● **Material provided**

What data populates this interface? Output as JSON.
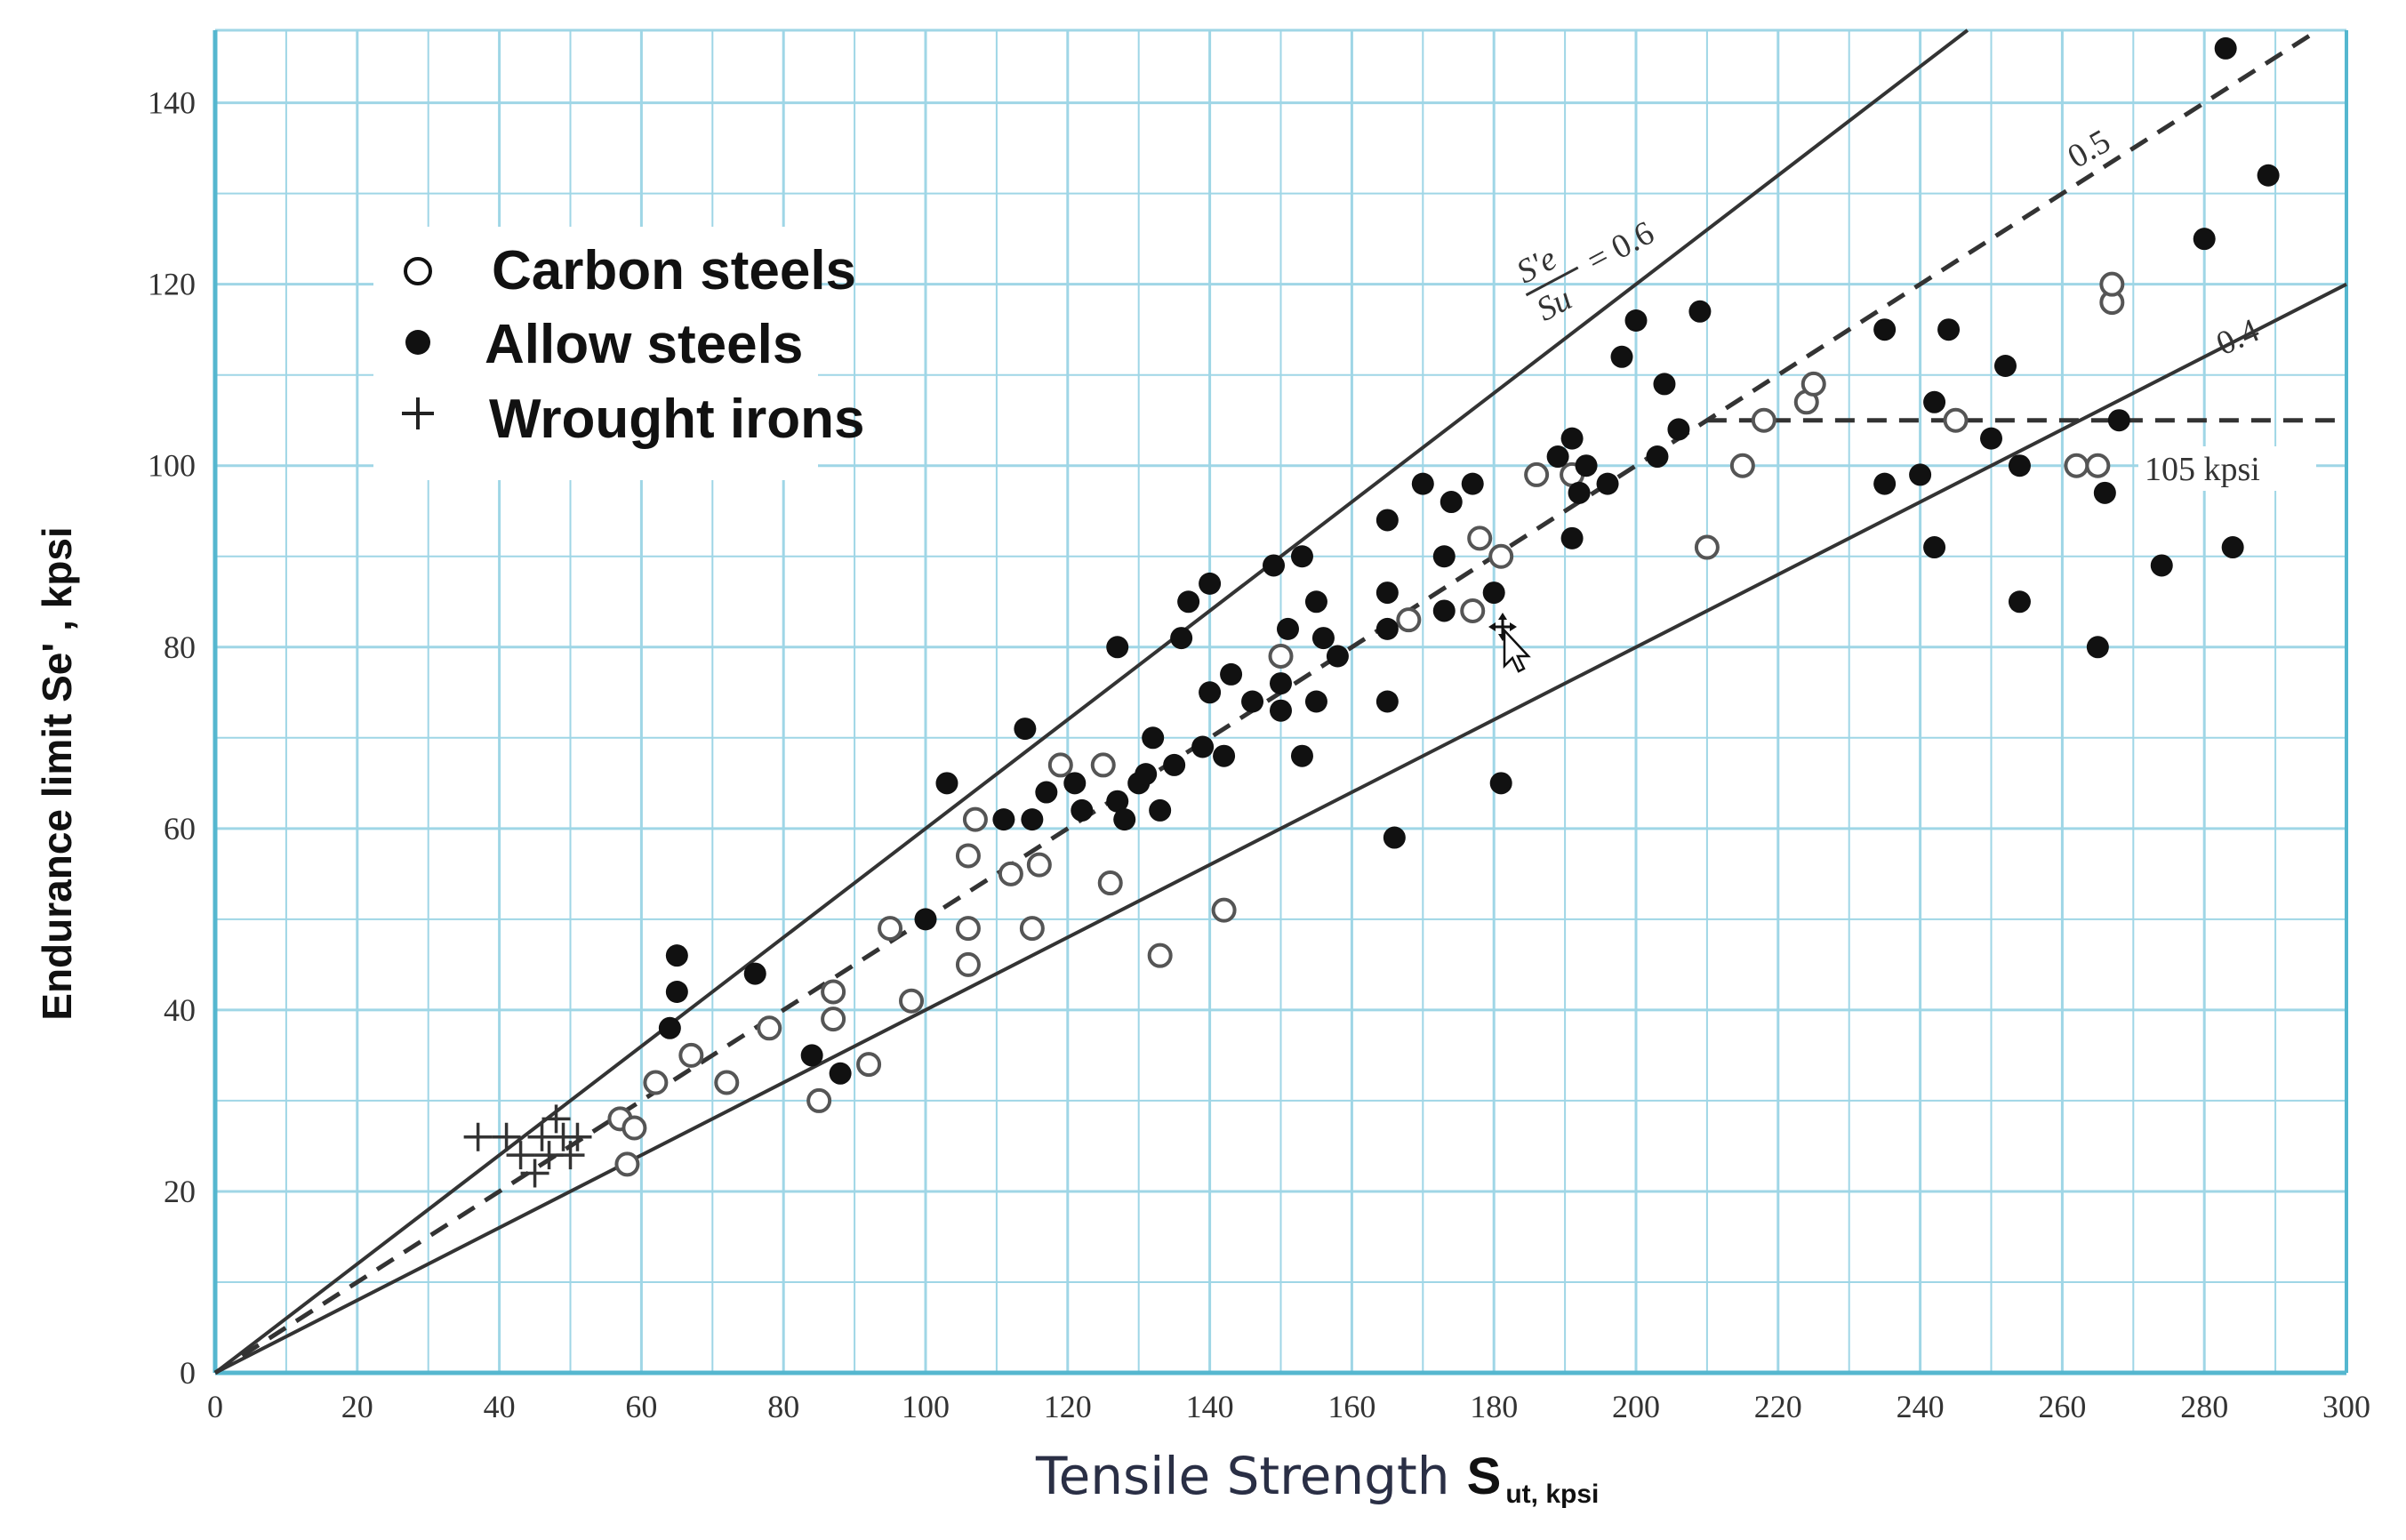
{
  "chart_data": {
    "type": "scatter",
    "xlabel": "Tensile Strength",
    "xlabel_symbol": "S",
    "xlabel_subscript": "ut, kpsi",
    "ylabel": "Endurance limit Se' , kpsi",
    "xlim": [
      0,
      300
    ],
    "ylim": [
      0,
      148
    ],
    "x_ticks": [
      "0",
      "20",
      "40",
      "60",
      "80",
      "100",
      "120",
      "140",
      "160",
      "180",
      "200",
      "220",
      "240",
      "260",
      "280",
      "300"
    ],
    "y_ticks": [
      "0",
      "20",
      "40",
      "60",
      "80",
      "100",
      "120",
      "140"
    ],
    "grid": true,
    "legend_position": "top-left",
    "legend": [
      {
        "label": "Carbon steels",
        "marker": "open-circle"
      },
      {
        "label": "Allow steels",
        "marker": "filled-circle"
      },
      {
        "label": "Wrought irons",
        "marker": "plus"
      }
    ],
    "reference_lines": [
      {
        "label": "S'e/Su = 0.6",
        "slope": 0.6,
        "style": "solid"
      },
      {
        "label": "0.5",
        "slope": 0.5,
        "style": "dashed",
        "cap": 105
      },
      {
        "label": "0.4",
        "slope": 0.4,
        "style": "solid"
      }
    ],
    "annotations": {
      "ratio_numerator": "S'e",
      "ratio_denominator": "Su",
      "ratio_value": "= 0.6",
      "label_05": "0.5",
      "label_04": "0.4",
      "label_105": "105 kpsi"
    },
    "series": [
      {
        "name": "Carbon steels",
        "marker": "open-circle",
        "points": [
          [
            57,
            28
          ],
          [
            58,
            23
          ],
          [
            59,
            27
          ],
          [
            62,
            32
          ],
          [
            67,
            35
          ],
          [
            72,
            32
          ],
          [
            78,
            38
          ],
          [
            85,
            30
          ],
          [
            87,
            39
          ],
          [
            87,
            42
          ],
          [
            92,
            34
          ],
          [
            95,
            49
          ],
          [
            98,
            41
          ],
          [
            106,
            45
          ],
          [
            106,
            49
          ],
          [
            106,
            57
          ],
          [
            107,
            61
          ],
          [
            112,
            55
          ],
          [
            115,
            49
          ],
          [
            116,
            56
          ],
          [
            119,
            67
          ],
          [
            125,
            67
          ],
          [
            126,
            54
          ],
          [
            133,
            46
          ],
          [
            142,
            51
          ],
          [
            150,
            79
          ],
          [
            168,
            83
          ],
          [
            177,
            84
          ],
          [
            178,
            92
          ],
          [
            181,
            90
          ],
          [
            186,
            99
          ],
          [
            191,
            99
          ],
          [
            210,
            91
          ],
          [
            215,
            100
          ],
          [
            218,
            105
          ],
          [
            224,
            107
          ],
          [
            225,
            109
          ],
          [
            245,
            105
          ],
          [
            262,
            100
          ],
          [
            265,
            100
          ],
          [
            267,
            118
          ],
          [
            267,
            120
          ]
        ]
      },
      {
        "name": "Allow steels",
        "marker": "filled-circle",
        "points": [
          [
            64,
            38
          ],
          [
            65,
            42
          ],
          [
            65,
            46
          ],
          [
            76,
            44
          ],
          [
            84,
            35
          ],
          [
            88,
            33
          ],
          [
            100,
            50
          ],
          [
            103,
            65
          ],
          [
            111,
            61
          ],
          [
            114,
            71
          ],
          [
            115,
            61
          ],
          [
            117,
            64
          ],
          [
            121,
            65
          ],
          [
            122,
            62
          ],
          [
            127,
            63
          ],
          [
            127,
            80
          ],
          [
            128,
            61
          ],
          [
            130,
            65
          ],
          [
            131,
            66
          ],
          [
            132,
            70
          ],
          [
            133,
            62
          ],
          [
            135,
            67
          ],
          [
            136,
            81
          ],
          [
            137,
            85
          ],
          [
            139,
            69
          ],
          [
            140,
            87
          ],
          [
            140,
            75
          ],
          [
            142,
            68
          ],
          [
            143,
            77
          ],
          [
            146,
            74
          ],
          [
            149,
            89
          ],
          [
            150,
            76
          ],
          [
            150,
            73
          ],
          [
            151,
            82
          ],
          [
            153,
            68
          ],
          [
            153,
            90
          ],
          [
            155,
            74
          ],
          [
            155,
            85
          ],
          [
            156,
            81
          ],
          [
            158,
            79
          ],
          [
            165,
            82
          ],
          [
            165,
            74
          ],
          [
            165,
            86
          ],
          [
            165,
            94
          ],
          [
            166,
            59
          ],
          [
            170,
            98
          ],
          [
            173,
            84
          ],
          [
            173,
            90
          ],
          [
            174,
            96
          ],
          [
            177,
            98
          ],
          [
            180,
            86
          ],
          [
            181,
            65
          ],
          [
            189,
            101
          ],
          [
            191,
            103
          ],
          [
            191,
            92
          ],
          [
            192,
            97
          ],
          [
            193,
            100
          ],
          [
            196,
            98
          ],
          [
            198,
            112
          ],
          [
            200,
            116
          ],
          [
            203,
            101
          ],
          [
            204,
            109
          ],
          [
            206,
            104
          ],
          [
            209,
            117
          ],
          [
            235,
            115
          ],
          [
            235,
            98
          ],
          [
            240,
            99
          ],
          [
            242,
            91
          ],
          [
            242,
            107
          ],
          [
            244,
            115
          ],
          [
            250,
            103
          ],
          [
            252,
            111
          ],
          [
            254,
            100
          ],
          [
            254,
            85
          ],
          [
            265,
            80
          ],
          [
            266,
            97
          ],
          [
            268,
            105
          ],
          [
            274,
            89
          ],
          [
            280,
            125
          ],
          [
            283,
            146
          ],
          [
            284,
            91
          ],
          [
            289,
            132
          ]
        ]
      },
      {
        "name": "Wrought irons",
        "marker": "plus",
        "points": [
          [
            37,
            26
          ],
          [
            41,
            26
          ],
          [
            43,
            24
          ],
          [
            45,
            22
          ],
          [
            46,
            26
          ],
          [
            47,
            24
          ],
          [
            48,
            28
          ],
          [
            49,
            26
          ],
          [
            50,
            24
          ],
          [
            51,
            26
          ]
        ]
      }
    ]
  }
}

● **Instruction**
Check every line of the records above for the string "name" and say how many contain it, giving the number alone.

● **Full answer**
3